▸ **Recorded data**
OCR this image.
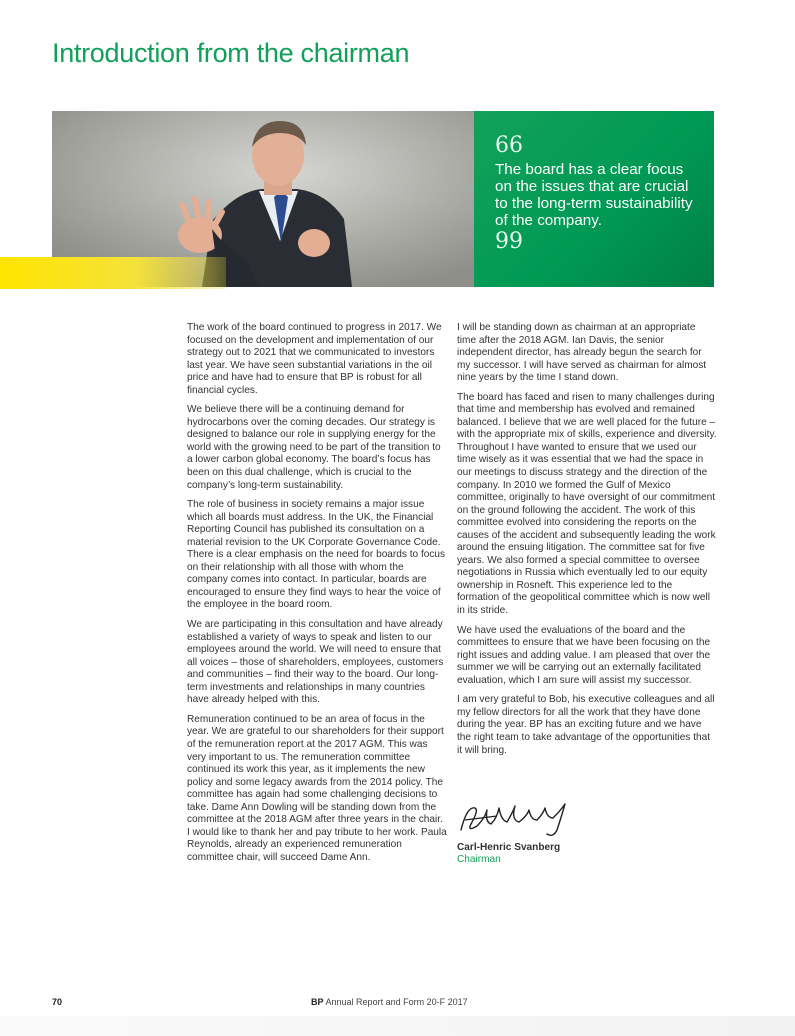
Introduction from the chairman
66
The board has a clear focus on the issues that are crucial to the long-term sustainability of the company.
99

The work of the board continued to progress in 2017. We focused on the development and implementation of our strategy out to 2021 that we communicated to investors last year. We have seen substantial variations in the oil price and have had to ensure that BP is robust for all financial cycles.

We believe there will be a continuing demand for hydrocarbons over the coming decades. Our strategy is designed to balance our role in supplying energy for the world with the growing need to be part of the transition to a lower carbon global economy. The board’s focus has been on this dual challenge, which is crucial to the company’s long-term sustainability.

The role of business in society remains a major issue which all boards must address. In the UK, the Financial Reporting Council has published its consultation on a material revision to the UK Corporate Governance Code. There is a clear emphasis on the need for boards to focus on their relationship with all those with whom the company comes into contact. In particular, boards are encouraged to ensure they find ways to hear the voice of the employee in the board room.

We are participating in this consultation and have already established a variety of ways to speak and listen to our employees around the world. We will need to ensure that all voices – those of shareholders, employees, customers and communities – find their way to the board. Our long-term investments and relationships in many countries have already helped with this.

Remuneration continued to be an area of focus in the year. We are grateful to our shareholders for their support of the remuneration report at the 2017 AGM. This was very important to us. The remuneration committee continued its work this year, as it implements the new policy and some legacy awards from the 2014 policy. The committee has again had some challenging decisions to take. Dame Ann Dowling will be standing down from the committee at the 2018 AGM after three years in the chair. I would like to thank her and pay tribute to her work. Paula Reynolds, already an experienced remuneration committee chair, will succeed Dame Ann.

I will be standing down as chairman at an appropriate time after the 2018 AGM. Ian Davis, the senior independent director, has already begun the search for my successor. I will have served as chairman for almost nine years by the time I stand down.

The board has faced and risen to many challenges during that time and membership has evolved and remained balanced. I believe that we are well placed for the future – with the appropriate mix of skills, experience and diversity. Throughout I have wanted to ensure that we used our time wisely as it was essential that we had the space in our meetings to discuss strategy and the direction of the company. In 2010 we formed the Gulf of Mexico committee, originally to have oversight of our commitment on the ground following the accident. The work of this committee evolved into considering the reports on the causes of the accident and subsequently leading the work around the ensuing litigation. The committee sat for five years. We also formed a special committee to oversee negotiations in Russia which eventually led to our equity ownership in Rosneft. This experience led to the formation of the geopolitical committee which is now well in its stride.

We have used the evaluations of the board and the committees to ensure that we have been focusing on the right issues and adding value. I am pleased that over the summer we will be carrying out an externally facilitated evaluation, which I am sure will assist my successor.

I am very grateful to Bob, his executive colleagues and all my fellow directors for all the work that they have done during the year. BP has an exciting future and we have the right team to take advantage of the opportunities that it will bring.

Carl-Henric Svanberg
Chairman
70	BP Annual Report and Form 20-F 2017
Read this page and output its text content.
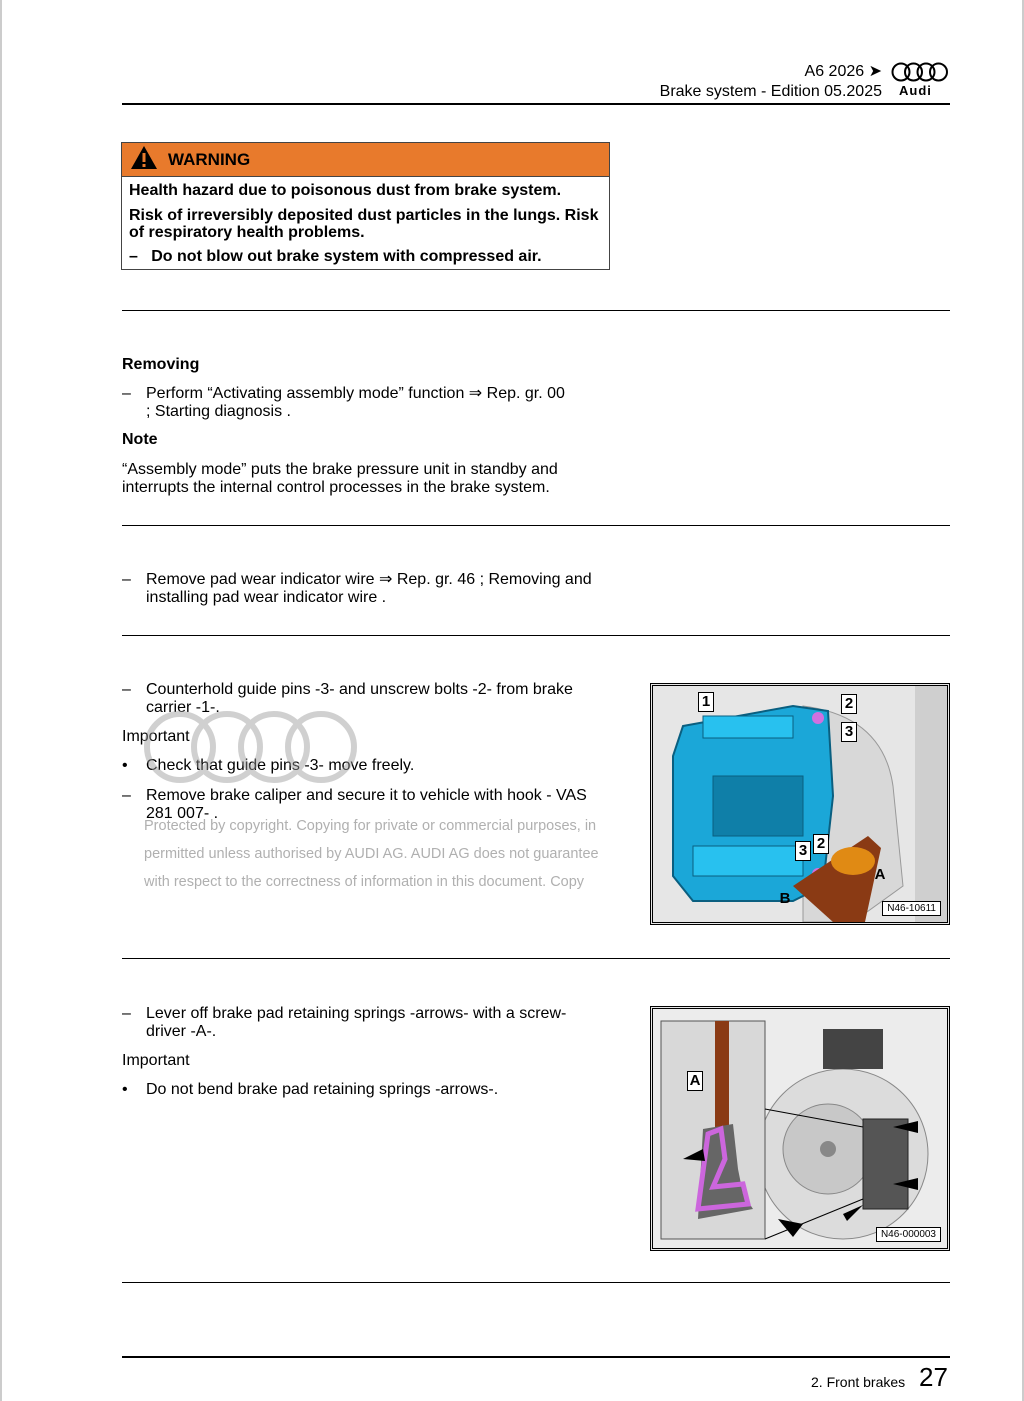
A6 2026 ➤
Brake system - Edition 05.2025 Audi
WARNING
Health hazard due to poisonous dust from brake system.
Risk of irreversibly deposited dust particles in the lungs. Risk of respiratory health problems.
– Do not blow out brake system with compressed air.
Removing
– Perform “Activating assembly mode” function ⇒ Rep. gr. 00 ; Starting diagnosis .
Note
“Assembly mode” puts the brake pressure unit in standby and interrupts the internal control processes in the brake system.
– Remove pad wear indicator wire ⇒ Rep. gr. 46 ; Removing and installing pad wear indicator wire .
– Counterhold guide pins -3- and unscrew bolts -2- from brake carrier -1-.
Important
•	Check that guide pins -3- move freely.
– Remove brake caliper and secure it to vehicle with hook - VAS 281 007- .
Protected by copyright. Copying for private or commercial purposes, in
permitted unless authorised by AUDI AG. AUDI AG does not guarantee
with respect to the correctness of information in this document. Copy
1	2
3
3 2
A
B
N46-10611
– Lever off brake pad retaining springs -arrows- with a screw-driver -A-.
Important
•	Do not bend brake pad retaining springs -arrows-.
A
N46-000003
2. Front brakes 27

▸ **What to do**
Pull every line containing the word "mode" out of the material.

▸ **Full output**
– Perform “Activating assembly mode” function ⇒ Rep. gr. 00 ; Starting diagnosis .
“Assembly mode” puts the brake pressure unit in standby and interrupts the internal control processes in the brake system.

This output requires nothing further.